• AIM OF THE EXERCISE:
Find all lines in the listing that include the word "COBE", then copy them.

• DATA ROWS:
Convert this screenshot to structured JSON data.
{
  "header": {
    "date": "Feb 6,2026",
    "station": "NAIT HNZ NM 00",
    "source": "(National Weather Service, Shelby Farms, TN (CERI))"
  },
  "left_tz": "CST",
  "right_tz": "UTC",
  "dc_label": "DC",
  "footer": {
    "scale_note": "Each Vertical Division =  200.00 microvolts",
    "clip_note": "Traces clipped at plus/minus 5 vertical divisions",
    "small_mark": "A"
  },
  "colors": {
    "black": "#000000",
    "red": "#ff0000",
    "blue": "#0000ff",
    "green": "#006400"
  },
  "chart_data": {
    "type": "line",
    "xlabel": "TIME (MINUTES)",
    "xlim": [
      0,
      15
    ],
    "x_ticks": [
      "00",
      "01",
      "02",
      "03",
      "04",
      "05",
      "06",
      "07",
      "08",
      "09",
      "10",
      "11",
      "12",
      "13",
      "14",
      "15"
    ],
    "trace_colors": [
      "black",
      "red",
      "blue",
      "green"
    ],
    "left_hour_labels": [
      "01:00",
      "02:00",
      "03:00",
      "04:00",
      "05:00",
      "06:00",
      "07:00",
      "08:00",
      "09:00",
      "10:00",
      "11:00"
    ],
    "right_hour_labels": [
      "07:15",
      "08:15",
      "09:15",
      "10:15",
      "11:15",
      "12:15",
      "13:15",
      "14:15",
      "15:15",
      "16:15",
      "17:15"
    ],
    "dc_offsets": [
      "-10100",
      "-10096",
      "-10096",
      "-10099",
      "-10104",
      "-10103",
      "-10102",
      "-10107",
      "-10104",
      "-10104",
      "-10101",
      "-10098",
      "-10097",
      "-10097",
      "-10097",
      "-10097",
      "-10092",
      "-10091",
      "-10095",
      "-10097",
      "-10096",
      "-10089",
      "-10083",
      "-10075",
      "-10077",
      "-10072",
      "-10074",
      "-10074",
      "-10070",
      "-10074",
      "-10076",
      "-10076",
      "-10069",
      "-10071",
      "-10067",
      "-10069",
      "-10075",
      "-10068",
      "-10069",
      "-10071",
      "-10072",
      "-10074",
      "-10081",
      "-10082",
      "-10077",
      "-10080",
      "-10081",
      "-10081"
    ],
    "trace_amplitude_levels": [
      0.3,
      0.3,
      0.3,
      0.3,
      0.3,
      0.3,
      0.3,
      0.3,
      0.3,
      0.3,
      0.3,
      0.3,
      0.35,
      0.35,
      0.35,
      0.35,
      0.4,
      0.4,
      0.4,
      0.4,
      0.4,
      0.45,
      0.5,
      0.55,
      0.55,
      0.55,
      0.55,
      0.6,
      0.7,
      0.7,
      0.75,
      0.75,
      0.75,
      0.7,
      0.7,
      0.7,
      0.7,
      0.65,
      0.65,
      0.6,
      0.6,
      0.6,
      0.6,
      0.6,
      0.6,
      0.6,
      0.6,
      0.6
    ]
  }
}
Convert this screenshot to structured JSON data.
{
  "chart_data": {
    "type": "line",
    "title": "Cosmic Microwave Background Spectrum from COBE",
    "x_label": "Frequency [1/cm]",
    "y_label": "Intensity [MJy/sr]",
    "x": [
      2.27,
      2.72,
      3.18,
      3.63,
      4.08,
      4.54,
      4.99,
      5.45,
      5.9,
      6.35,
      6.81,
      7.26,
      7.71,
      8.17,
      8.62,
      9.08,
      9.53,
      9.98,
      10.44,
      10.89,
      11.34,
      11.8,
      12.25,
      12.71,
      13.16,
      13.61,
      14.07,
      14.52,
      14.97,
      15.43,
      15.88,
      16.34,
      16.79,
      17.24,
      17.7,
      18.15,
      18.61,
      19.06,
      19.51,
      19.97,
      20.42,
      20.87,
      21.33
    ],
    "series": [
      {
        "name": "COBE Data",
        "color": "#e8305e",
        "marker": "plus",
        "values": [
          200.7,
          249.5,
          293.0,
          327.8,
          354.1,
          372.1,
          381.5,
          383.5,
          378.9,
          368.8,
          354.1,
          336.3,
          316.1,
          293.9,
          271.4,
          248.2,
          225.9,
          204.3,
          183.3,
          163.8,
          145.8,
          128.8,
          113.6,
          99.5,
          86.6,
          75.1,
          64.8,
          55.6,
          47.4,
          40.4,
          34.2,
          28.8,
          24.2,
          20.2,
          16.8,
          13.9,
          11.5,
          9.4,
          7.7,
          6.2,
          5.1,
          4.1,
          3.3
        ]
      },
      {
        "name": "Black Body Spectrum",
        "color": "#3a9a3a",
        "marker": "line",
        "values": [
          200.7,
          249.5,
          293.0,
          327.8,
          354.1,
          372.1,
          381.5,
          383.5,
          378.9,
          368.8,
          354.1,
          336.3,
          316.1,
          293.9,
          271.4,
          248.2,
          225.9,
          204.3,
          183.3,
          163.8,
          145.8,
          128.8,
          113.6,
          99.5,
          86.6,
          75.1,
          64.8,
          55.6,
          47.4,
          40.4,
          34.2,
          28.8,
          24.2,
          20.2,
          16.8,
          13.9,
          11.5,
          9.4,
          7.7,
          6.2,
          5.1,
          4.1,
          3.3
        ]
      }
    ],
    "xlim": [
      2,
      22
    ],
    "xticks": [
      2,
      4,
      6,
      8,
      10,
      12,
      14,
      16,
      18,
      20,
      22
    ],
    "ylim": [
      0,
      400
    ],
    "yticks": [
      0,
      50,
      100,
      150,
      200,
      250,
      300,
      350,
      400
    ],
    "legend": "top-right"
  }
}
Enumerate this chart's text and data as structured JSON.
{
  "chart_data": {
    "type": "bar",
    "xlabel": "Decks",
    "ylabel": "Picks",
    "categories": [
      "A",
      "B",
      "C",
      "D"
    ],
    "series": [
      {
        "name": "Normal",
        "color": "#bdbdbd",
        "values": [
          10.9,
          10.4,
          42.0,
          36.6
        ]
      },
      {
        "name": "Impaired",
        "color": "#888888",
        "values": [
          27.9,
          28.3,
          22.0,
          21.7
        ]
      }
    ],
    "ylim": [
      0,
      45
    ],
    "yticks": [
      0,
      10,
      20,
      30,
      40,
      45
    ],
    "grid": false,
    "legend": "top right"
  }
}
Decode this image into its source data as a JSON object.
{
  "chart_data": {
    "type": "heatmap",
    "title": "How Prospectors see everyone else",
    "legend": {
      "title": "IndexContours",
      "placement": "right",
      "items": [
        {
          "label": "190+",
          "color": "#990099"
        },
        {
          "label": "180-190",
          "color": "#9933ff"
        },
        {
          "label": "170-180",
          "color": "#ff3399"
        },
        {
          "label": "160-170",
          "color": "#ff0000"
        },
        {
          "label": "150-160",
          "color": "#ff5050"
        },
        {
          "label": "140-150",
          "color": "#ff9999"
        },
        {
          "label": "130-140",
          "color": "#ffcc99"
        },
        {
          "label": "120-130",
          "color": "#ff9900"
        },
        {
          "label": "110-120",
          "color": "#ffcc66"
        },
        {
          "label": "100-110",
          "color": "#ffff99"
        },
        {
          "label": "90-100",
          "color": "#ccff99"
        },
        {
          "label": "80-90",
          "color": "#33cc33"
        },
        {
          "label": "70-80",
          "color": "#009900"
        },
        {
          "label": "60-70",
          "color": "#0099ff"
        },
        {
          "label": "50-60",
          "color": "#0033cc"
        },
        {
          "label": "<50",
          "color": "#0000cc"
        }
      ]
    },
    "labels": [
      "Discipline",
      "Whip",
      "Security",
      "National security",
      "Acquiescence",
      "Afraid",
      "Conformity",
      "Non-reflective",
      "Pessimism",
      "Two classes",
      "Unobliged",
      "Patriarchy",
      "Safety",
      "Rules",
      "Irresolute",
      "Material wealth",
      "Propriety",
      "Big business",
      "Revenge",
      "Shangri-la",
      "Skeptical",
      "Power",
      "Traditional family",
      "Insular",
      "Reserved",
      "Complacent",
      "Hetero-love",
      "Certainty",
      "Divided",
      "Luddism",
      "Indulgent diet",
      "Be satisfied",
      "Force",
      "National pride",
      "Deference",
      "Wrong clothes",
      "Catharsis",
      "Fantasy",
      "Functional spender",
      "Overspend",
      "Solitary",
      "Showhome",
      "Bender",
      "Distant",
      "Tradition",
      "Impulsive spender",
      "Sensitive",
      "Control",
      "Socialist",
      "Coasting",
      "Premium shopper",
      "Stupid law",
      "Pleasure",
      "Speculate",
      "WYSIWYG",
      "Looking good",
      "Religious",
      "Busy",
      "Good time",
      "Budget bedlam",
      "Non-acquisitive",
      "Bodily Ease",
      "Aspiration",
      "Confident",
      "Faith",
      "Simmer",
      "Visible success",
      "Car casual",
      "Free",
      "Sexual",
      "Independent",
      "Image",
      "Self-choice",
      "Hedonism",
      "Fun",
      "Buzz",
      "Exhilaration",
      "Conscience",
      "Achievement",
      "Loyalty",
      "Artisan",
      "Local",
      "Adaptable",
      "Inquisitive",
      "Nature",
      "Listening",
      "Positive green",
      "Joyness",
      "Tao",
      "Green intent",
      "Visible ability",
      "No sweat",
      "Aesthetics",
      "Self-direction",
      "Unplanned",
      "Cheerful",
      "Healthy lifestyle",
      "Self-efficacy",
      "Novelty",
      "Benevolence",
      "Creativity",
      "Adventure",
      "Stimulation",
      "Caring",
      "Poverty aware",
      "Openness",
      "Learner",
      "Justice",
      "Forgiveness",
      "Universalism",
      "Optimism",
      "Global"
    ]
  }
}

• TASK OUTPUT:
    "title": "Cosmic Microwave Background Spectrum from COBE",
        "name": "COBE Data",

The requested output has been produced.